> **Problem statement**
Extract all lines in the data that contain the word "Spanish".

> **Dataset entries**
** Begin **

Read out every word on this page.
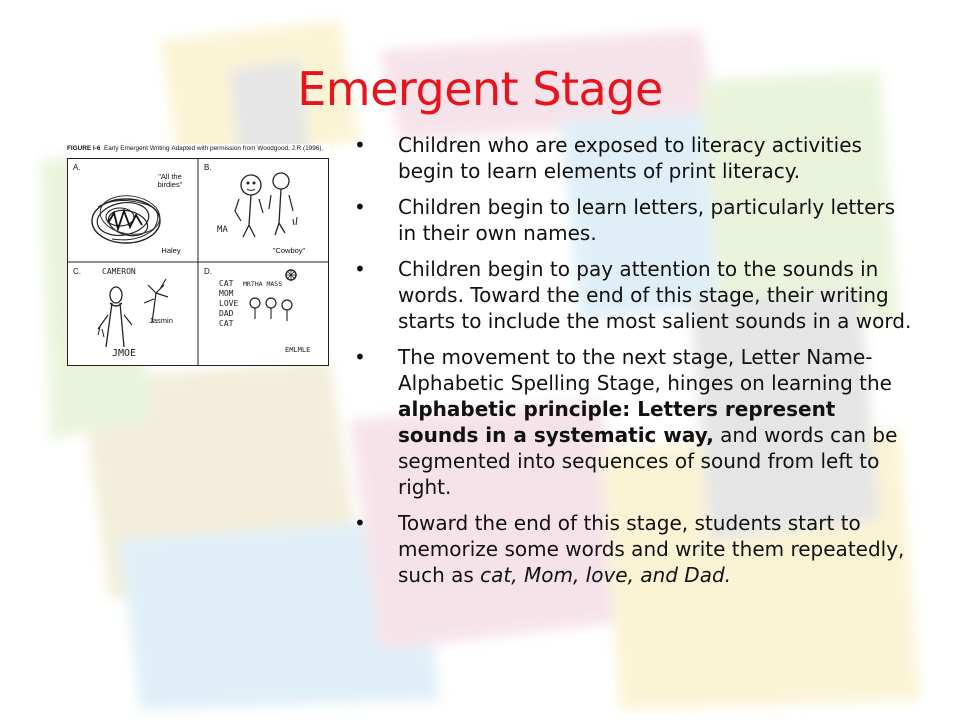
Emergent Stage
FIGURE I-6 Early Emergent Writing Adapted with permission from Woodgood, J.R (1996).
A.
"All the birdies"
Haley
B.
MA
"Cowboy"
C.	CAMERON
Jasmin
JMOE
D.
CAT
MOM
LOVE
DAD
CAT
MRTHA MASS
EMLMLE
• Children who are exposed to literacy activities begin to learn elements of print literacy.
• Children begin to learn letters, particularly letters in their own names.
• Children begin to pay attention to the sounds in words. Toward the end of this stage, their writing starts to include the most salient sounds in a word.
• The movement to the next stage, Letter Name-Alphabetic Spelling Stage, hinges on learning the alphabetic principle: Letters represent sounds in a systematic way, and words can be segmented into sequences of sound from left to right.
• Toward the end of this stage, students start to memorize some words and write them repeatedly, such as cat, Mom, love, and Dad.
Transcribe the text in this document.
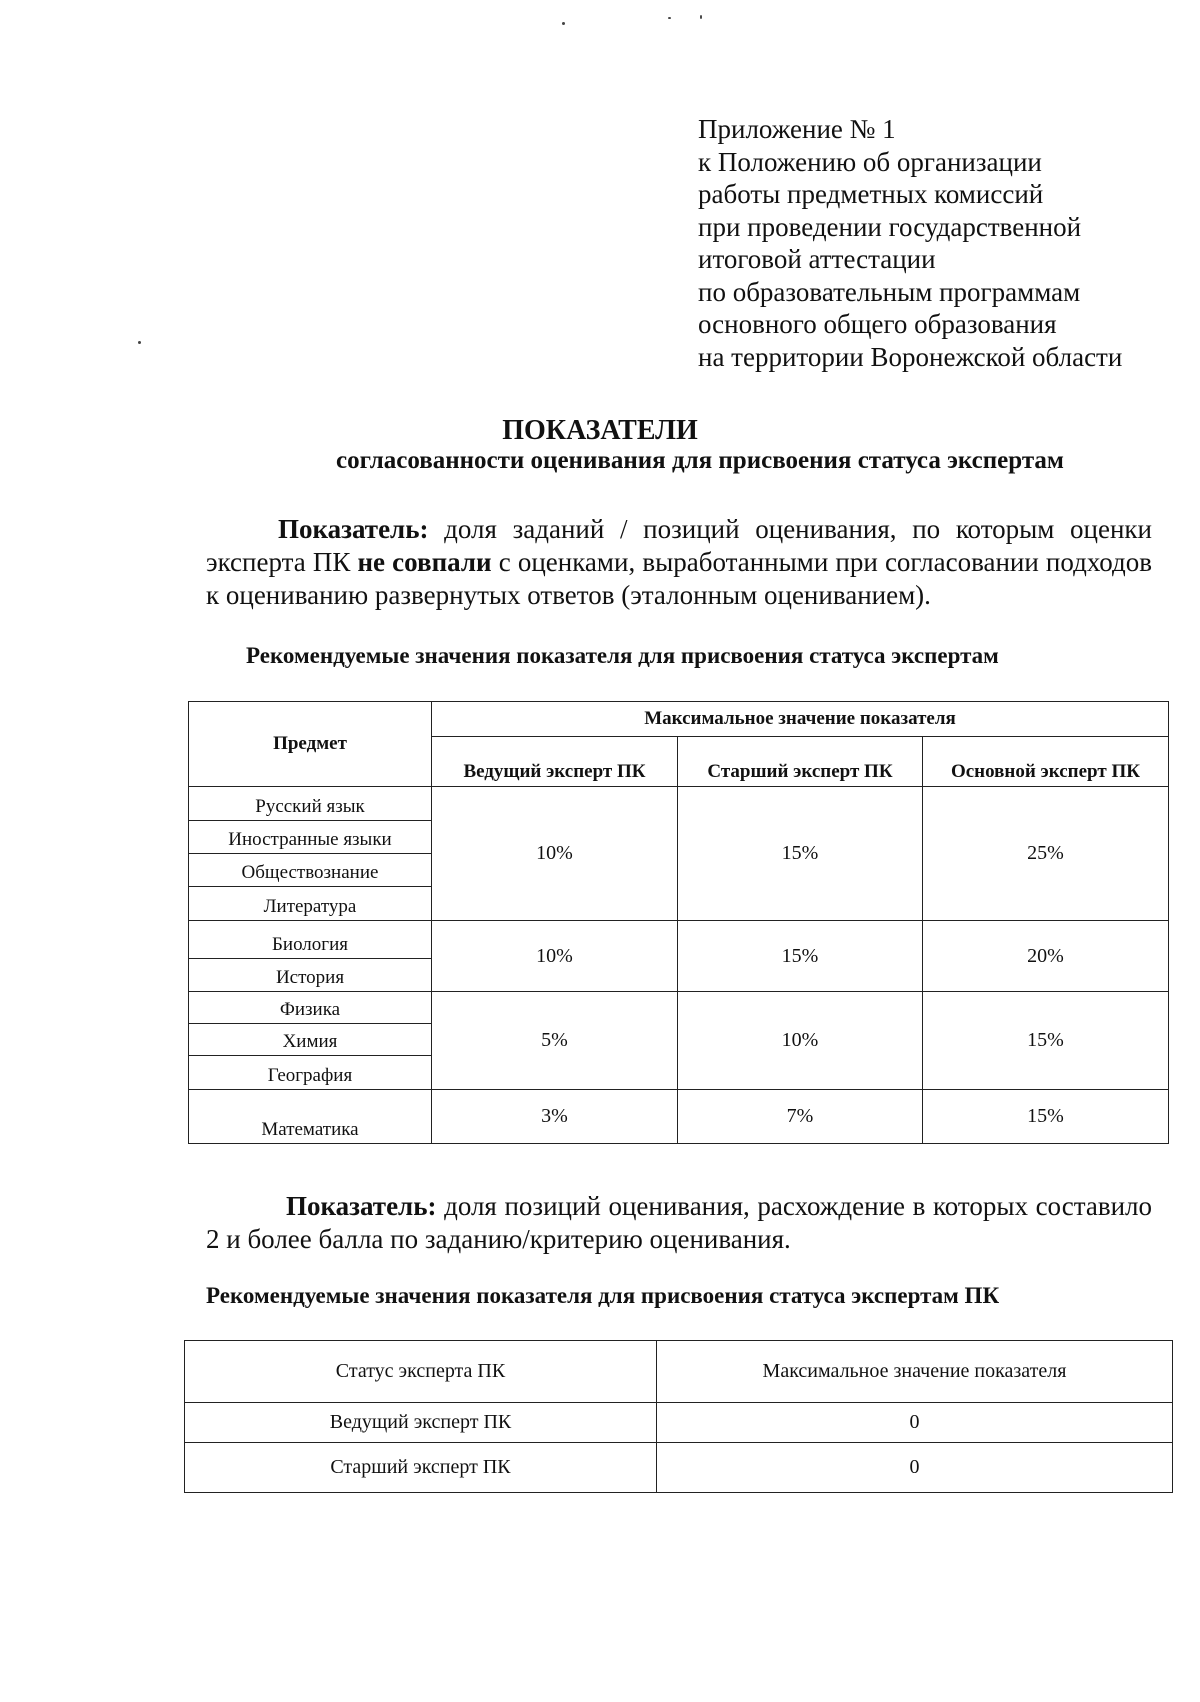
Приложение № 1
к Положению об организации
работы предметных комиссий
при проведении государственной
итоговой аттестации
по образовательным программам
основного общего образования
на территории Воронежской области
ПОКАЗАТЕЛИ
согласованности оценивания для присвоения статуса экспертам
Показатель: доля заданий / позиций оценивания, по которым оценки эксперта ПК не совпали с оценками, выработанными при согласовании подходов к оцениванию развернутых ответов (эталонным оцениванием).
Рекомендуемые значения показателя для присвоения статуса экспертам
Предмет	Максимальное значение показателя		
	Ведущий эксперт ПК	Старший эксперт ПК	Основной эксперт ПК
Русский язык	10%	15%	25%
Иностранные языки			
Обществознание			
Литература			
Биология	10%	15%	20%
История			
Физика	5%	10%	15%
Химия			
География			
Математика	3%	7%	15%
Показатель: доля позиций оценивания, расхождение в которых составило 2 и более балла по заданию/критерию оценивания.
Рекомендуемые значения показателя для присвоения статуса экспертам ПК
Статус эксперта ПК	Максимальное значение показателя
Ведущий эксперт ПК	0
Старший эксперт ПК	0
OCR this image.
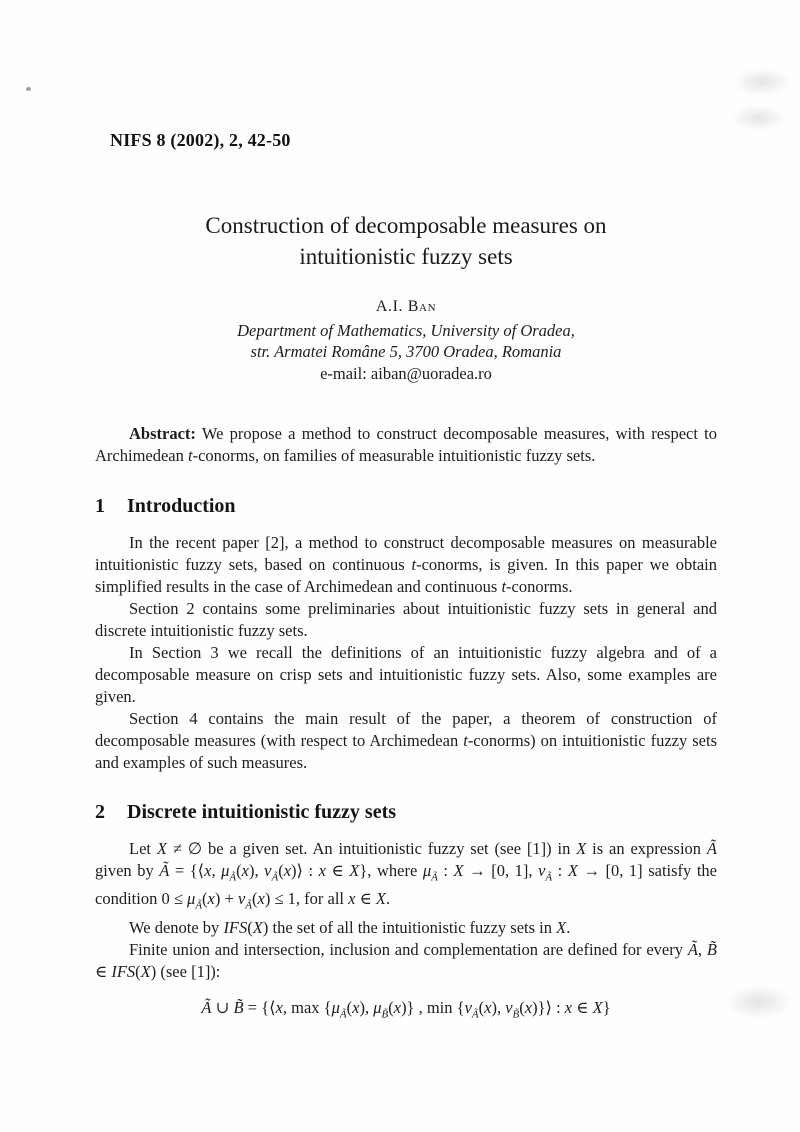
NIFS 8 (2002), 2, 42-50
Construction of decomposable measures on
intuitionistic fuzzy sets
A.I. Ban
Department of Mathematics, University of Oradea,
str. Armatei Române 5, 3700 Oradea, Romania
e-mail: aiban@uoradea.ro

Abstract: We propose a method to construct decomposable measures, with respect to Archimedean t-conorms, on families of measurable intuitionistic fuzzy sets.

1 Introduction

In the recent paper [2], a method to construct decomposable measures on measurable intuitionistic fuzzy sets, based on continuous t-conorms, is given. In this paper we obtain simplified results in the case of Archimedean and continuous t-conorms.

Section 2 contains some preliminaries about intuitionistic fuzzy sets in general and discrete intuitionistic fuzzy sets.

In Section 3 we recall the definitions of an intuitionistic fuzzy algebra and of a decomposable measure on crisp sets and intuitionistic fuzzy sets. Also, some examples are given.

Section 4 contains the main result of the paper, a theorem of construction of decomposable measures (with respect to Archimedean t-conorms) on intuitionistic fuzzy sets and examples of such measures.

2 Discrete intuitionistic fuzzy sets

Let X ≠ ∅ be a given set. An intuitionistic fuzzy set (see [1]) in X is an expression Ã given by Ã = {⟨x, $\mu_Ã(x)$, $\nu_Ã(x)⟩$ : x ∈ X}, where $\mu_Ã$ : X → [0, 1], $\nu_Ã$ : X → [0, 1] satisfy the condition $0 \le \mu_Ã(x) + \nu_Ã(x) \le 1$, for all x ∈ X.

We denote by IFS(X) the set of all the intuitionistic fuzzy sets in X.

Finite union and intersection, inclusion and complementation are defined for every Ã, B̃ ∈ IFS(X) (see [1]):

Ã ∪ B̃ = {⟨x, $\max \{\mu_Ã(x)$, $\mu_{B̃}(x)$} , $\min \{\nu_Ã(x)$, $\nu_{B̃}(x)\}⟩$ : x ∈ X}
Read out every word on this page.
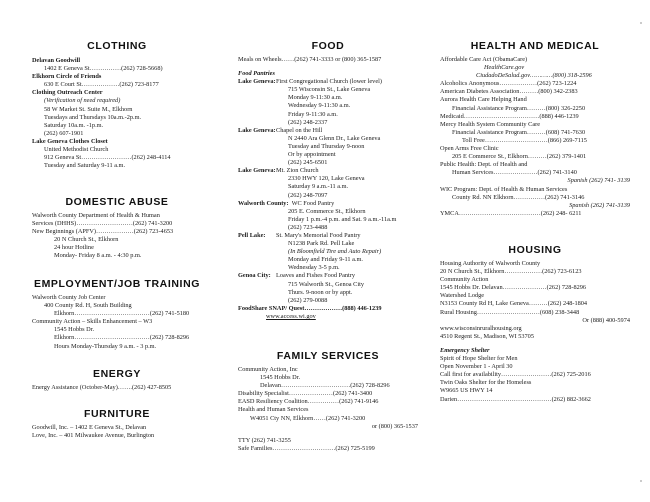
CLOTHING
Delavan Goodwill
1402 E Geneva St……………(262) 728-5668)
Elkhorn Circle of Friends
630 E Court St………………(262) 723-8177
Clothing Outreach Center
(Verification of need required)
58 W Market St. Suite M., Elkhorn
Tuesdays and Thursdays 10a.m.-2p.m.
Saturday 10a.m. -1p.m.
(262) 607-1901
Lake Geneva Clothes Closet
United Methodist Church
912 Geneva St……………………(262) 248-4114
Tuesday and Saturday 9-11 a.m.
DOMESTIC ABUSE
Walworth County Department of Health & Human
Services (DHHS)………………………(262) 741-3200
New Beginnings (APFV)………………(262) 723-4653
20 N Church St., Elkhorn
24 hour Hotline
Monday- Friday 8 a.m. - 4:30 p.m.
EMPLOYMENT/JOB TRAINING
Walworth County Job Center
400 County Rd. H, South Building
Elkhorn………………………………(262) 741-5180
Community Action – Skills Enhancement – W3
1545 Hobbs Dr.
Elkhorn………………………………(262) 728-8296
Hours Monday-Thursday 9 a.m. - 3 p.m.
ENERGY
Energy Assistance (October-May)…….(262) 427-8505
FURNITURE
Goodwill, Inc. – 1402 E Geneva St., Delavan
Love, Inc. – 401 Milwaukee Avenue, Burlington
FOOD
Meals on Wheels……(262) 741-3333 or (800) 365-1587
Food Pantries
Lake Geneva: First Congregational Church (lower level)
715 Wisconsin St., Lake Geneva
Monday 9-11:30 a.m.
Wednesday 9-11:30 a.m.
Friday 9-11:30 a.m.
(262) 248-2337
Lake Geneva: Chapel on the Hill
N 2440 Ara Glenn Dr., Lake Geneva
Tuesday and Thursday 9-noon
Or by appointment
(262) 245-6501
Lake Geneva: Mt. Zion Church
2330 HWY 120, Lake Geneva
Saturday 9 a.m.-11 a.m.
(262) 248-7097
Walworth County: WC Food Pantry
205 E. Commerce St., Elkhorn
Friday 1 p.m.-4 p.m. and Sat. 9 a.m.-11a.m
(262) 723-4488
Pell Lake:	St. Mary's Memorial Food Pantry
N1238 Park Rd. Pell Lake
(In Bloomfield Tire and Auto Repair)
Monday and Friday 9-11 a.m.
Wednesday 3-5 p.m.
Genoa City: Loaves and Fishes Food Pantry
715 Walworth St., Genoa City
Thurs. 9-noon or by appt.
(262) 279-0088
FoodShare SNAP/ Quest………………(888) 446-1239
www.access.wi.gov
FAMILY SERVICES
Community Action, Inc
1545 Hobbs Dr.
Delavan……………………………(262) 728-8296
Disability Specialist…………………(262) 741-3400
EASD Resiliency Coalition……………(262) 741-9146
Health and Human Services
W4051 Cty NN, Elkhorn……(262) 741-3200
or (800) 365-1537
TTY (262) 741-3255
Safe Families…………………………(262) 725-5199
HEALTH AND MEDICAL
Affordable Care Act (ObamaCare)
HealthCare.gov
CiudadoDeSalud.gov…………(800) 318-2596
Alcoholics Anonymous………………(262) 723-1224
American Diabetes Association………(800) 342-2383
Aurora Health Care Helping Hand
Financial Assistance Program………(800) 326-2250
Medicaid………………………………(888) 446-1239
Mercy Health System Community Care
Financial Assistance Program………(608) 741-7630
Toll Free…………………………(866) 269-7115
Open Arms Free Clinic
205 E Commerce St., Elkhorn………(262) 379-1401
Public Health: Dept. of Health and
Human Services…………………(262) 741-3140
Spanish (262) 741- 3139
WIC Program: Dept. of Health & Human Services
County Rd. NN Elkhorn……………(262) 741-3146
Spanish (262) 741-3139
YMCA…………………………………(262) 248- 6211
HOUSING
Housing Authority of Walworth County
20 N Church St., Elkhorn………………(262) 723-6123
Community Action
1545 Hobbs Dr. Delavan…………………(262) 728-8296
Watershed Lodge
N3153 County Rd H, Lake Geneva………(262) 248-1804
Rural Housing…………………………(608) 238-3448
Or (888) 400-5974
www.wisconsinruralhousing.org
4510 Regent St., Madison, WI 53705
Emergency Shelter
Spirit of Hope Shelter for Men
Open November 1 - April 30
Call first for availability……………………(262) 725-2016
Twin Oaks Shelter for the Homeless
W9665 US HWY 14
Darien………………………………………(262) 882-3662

** End **

> **Task response**
Spanish (262) 741- 3139
Spanish (262) 741-3139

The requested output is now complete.